[JOB] Count the lines below that contain the word "this", and reply with that number alone.

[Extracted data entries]
+ + +
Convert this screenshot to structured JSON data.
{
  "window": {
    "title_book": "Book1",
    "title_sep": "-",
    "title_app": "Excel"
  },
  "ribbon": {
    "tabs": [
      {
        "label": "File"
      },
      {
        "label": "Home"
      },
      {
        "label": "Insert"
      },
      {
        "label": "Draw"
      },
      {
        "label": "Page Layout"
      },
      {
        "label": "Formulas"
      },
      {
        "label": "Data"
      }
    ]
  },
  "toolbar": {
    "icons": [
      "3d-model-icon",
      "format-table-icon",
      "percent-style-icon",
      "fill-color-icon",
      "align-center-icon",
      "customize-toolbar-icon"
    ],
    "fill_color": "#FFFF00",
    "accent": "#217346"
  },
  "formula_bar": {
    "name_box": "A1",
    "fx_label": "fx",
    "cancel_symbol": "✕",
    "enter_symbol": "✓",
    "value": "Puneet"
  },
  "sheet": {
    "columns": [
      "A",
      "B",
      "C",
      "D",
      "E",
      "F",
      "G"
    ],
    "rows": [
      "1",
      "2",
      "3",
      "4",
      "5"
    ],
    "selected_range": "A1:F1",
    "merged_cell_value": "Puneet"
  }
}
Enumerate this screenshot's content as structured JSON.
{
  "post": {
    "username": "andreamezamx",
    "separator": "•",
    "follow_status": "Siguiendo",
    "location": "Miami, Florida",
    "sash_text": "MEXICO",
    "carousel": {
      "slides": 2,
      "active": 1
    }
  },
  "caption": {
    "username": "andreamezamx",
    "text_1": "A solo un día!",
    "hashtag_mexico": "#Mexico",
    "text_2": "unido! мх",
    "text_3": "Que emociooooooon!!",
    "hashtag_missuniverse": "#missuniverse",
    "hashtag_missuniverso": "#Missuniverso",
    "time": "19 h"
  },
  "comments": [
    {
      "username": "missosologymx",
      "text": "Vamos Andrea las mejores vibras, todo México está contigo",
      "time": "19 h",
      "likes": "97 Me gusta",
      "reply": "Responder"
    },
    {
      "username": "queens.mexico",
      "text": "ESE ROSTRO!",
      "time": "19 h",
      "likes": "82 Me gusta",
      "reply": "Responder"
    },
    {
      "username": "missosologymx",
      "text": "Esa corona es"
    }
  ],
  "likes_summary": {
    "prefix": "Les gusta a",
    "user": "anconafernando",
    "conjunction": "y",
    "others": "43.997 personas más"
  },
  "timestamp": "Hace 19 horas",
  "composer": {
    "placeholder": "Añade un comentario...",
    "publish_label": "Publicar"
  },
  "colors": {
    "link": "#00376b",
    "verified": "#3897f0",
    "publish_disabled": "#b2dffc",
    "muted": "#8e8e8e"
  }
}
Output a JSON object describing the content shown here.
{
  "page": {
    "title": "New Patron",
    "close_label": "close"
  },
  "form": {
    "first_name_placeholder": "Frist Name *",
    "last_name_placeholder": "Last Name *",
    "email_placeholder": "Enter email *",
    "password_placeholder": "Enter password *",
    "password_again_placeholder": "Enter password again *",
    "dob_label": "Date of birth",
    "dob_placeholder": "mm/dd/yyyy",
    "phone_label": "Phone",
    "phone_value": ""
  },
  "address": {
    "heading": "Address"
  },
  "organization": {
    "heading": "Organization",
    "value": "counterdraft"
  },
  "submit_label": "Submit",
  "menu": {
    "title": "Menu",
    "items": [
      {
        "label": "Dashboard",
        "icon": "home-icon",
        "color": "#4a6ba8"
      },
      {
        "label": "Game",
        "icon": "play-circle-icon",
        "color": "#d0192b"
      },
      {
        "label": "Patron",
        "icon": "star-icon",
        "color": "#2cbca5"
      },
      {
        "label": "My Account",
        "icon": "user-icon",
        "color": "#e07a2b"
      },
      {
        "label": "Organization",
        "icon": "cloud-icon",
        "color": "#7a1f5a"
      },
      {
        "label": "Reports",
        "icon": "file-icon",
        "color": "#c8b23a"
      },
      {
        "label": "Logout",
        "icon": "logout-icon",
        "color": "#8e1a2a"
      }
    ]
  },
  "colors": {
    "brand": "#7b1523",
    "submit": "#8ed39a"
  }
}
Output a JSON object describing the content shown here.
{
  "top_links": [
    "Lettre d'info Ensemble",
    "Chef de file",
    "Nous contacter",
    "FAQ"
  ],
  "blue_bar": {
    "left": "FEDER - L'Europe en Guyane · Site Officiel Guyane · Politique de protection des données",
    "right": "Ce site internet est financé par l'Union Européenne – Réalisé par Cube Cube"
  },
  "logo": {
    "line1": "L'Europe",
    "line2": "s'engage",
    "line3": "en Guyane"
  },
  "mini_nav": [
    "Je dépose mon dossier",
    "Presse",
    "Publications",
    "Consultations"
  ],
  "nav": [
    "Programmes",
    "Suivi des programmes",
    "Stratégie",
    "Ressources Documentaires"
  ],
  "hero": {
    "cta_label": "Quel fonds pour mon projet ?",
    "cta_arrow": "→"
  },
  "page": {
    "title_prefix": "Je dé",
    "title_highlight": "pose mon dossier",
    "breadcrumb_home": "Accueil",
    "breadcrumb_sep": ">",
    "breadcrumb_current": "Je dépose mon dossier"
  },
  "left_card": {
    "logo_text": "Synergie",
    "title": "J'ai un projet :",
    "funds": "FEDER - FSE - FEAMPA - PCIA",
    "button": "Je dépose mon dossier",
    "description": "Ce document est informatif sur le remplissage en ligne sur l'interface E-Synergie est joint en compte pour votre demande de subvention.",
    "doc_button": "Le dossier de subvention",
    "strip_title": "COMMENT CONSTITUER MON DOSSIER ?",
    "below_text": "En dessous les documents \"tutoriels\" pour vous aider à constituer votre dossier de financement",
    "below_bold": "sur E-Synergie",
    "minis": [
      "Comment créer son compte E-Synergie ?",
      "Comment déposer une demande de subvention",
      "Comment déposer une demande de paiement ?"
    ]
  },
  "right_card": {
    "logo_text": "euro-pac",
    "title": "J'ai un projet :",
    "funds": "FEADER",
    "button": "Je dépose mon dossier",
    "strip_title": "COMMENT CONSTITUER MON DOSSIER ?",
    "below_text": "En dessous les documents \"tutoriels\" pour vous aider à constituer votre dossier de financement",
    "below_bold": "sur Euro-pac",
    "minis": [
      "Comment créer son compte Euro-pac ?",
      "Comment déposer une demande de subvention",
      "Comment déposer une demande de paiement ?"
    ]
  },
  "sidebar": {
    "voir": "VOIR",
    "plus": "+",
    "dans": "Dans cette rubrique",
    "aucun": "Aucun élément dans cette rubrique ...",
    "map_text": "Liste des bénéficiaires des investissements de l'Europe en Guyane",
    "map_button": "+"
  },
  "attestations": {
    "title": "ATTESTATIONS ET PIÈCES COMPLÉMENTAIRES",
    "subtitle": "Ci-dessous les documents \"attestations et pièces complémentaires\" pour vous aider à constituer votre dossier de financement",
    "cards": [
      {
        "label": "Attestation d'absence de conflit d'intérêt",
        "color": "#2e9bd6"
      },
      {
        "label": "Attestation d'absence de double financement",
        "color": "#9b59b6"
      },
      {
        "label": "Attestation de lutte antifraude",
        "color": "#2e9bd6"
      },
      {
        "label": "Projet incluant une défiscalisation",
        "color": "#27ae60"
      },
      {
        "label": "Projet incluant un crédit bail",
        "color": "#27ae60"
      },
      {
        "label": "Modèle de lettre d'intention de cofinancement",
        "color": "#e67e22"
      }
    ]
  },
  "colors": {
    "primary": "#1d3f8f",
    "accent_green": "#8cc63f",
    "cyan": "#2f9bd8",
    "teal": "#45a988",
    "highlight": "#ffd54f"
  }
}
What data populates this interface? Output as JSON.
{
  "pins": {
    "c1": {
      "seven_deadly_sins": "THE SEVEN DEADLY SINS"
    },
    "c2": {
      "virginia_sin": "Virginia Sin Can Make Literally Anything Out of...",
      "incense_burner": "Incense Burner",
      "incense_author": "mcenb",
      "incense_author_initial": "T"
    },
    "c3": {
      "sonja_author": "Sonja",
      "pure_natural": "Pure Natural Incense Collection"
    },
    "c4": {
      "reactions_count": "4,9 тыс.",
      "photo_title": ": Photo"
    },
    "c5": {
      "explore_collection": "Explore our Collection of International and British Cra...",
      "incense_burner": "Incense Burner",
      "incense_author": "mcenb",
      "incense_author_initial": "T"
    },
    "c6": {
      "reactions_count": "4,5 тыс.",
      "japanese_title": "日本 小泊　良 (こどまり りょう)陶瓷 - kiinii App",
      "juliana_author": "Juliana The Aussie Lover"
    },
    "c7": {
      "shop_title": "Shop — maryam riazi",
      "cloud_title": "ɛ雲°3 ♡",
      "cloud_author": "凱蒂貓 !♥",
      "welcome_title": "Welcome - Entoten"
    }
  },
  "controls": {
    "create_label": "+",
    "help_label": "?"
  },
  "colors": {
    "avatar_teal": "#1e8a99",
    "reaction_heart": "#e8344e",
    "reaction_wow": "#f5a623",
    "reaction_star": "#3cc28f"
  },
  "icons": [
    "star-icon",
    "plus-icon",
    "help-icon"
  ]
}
+ + +
[COMPLETED TASK] 3